Given instruction
Pull out from the material below all lines with "minimize".

Records to process
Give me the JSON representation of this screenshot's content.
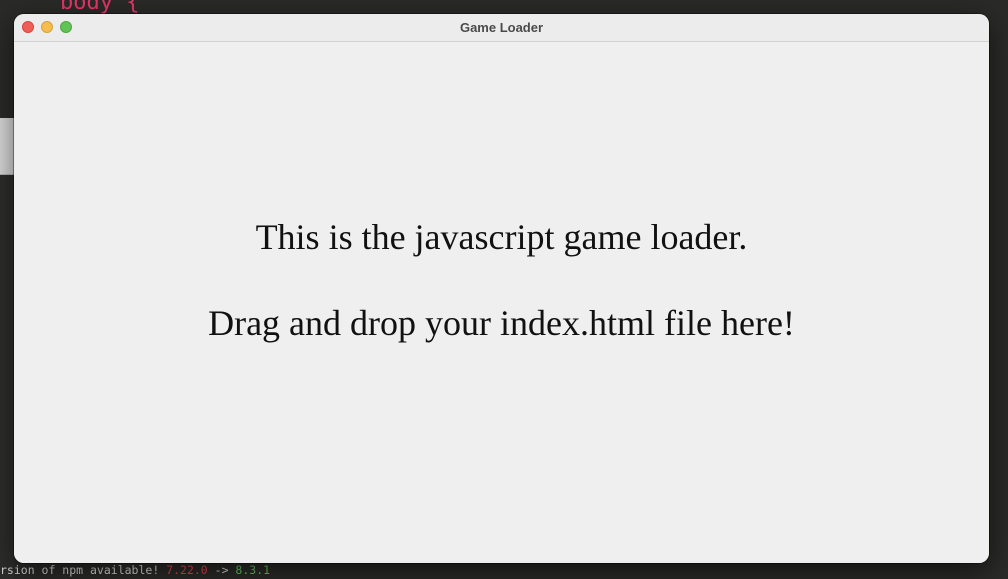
{
  "window": {
    "title": "Game Loader"
  },
  "content": {
    "line1": "This is the javascript game loader.",
    "line2": "Drag and drop your index.html file here!"
  },
  "background": {
    "editor_code": "body {",
    "terminal_notice_prefix": "rsion of npm available! ",
    "terminal_version_old": "7.22.0",
    "terminal_arrow": " -> ",
    "terminal_version_new": "8.3.1"
  },
  "colors": {
    "window_bg": "#efefef",
    "titlebar_bg": "#ececec",
    "close": "#ee5f57",
    "minimize": "#f5bd4f",
    "maximize": "#61c454",
    "text": "#111111"
  },
  "icons": {
    "close": "close-icon",
    "minimize": "minimize-icon",
    "maximize": "maximize-icon"
  }
}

Task output
    "minimize": "#f5bd4f",
    "minimize": "minimize-icon",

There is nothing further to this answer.